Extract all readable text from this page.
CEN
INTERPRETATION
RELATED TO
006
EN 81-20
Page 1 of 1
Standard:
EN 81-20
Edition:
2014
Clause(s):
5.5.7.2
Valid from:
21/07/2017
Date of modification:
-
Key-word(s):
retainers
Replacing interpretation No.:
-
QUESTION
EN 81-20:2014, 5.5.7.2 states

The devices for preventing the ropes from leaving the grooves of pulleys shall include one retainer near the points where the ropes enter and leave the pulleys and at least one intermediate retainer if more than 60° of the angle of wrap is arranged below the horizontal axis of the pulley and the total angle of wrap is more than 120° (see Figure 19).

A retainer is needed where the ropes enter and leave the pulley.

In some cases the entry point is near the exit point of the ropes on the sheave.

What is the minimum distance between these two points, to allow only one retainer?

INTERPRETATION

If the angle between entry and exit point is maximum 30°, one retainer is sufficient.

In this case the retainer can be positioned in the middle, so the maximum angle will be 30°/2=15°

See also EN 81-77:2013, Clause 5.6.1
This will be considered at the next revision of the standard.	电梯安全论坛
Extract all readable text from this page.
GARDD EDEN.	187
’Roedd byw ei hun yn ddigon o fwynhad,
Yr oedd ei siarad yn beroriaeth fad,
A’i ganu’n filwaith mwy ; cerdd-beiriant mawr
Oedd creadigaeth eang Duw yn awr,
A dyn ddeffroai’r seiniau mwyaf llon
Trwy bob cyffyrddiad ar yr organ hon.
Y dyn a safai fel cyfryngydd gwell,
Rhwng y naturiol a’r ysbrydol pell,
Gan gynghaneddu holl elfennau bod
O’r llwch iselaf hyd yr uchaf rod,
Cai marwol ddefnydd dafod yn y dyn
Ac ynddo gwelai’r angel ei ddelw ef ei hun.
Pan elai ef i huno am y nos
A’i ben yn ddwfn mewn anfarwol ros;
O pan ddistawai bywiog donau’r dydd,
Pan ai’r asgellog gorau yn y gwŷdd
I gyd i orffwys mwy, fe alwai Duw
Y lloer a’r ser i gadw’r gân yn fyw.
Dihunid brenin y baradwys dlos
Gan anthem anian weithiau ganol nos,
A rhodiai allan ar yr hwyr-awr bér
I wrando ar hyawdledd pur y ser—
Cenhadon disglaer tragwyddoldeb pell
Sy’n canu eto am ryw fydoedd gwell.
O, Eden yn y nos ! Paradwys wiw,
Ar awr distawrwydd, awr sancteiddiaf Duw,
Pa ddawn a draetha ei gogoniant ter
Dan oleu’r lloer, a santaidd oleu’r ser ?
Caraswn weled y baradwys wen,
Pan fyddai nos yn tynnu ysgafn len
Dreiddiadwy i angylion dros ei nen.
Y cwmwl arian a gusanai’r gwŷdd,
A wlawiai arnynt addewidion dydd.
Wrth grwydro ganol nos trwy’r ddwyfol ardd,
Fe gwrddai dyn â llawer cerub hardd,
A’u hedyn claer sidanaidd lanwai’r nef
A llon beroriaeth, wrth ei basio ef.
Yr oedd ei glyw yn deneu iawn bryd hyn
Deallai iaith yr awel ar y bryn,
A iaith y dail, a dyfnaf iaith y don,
◆ ◆ ◆
:: REQUIREMENT ::
Your task is to transcribe the listing above in full, exactly as given.

:: WRITTEN SOLUTION ::
Extract all readable text from this page.
CEN
INTERPRETATION
RELATED TO
006
EN 81-20
Page 1 of 1
Standard:
EN 81-20
Edition:
2014
Clause(s):
5.5.7.2
Valid from:
21/07/2017
Date of modification:
-
Key-word(s):
retainers
Replacing interpretation No.:
-
QUESTION
EN 81-20:2014, 5.5.7.2 states

The devices for preventing the ropes from leaving the grooves of pulleys shall include one retainer near the points where the ropes enter and leave the pulleys and at least one intermediate retainer if more than 60° of the angle of wrap is arranged below the horizontal axis of the pulley and the total angle of wrap is more than 120° (see Figure 19).

A retainer is needed where the ropes enter and leave the pulley.

In some cases the entry point is near the exit point of the ropes on the sheave.

What is the minimum distance between these two points, to allow only one retainer?

INTERPRETATION

If the angle between entry and exit point is maximum 30°, one retainer is sufficient.

In this case the retainer can be positioned in the middle, so the maximum angle will be 30°/2=15°

See also EN 81-77:2013, Clause 5.6.1
This will be considered at the next revision of the standard.	电梯安全论坛
Extract all readable text from this page.
GARDD EDEN.	187
’Roedd byw ei hun yn ddigon o fwynhad,
Yr oedd ei siarad yn beroriaeth fad,
A’i ganu’n filwaith mwy ; cerdd-beiriant mawr
Oedd creadigaeth eang Duw yn awr,
A dyn ddeffroai’r seiniau mwyaf llon
Trwy bob cyffyrddiad ar yr organ hon.
Y dyn a safai fel cyfryngydd gwell,
Rhwng y naturiol a’r ysbrydol pell,
Gan gynghaneddu holl elfennau bod
O’r llwch iselaf hyd yr uchaf rod,
Cai marwol ddefnydd dafod yn y dyn
Ac ynddo gwelai’r angel ei ddelw ef ei hun.
Pan elai ef i huno am y nos
A’i ben yn ddwfn mewn anfarwol ros;
O pan ddistawai bywiog donau’r dydd,
Pan ai’r asgellog gorau yn y gwŷdd
I gyd i orffwys mwy, fe alwai Duw
Y lloer a’r ser i gadw’r gân yn fyw.
Dihunid brenin y baradwys dlos
Gan anthem anian weithiau ganol nos,
A rhodiai allan ar yr hwyr-awr bér
I wrando ar hyawdledd pur y ser—
Cenhadon disglaer tragwyddoldeb pell
Sy’n canu eto am ryw fydoedd gwell.
O, Eden yn y nos ! Paradwys wiw,
Ar awr distawrwydd, awr sancteiddiaf Duw,
Pa ddawn a draetha ei gogoniant ter
Dan oleu’r lloer, a santaidd oleu’r ser ?
Caraswn weled y baradwys wen,
Pan fyddai nos yn tynnu ysgafn len
Dreiddiadwy i angylion dros ei nen.
Y cwmwl arian a gusanai’r gwŷdd,
A wlawiai arnynt addewidion dydd.
Wrth grwydro ganol nos trwy’r ddwyfol ardd,
Fe gwrddai dyn â llawer cerub hardd,
A’u hedyn claer sidanaidd lanwai’r nef
A llon beroriaeth, wrth ei basio ef.
Yr oedd ei glyw yn deneu iawn bryd hyn
Deallai iaith yr awel ar y bryn,
A iaith y dail, a dyfnaf iaith y don,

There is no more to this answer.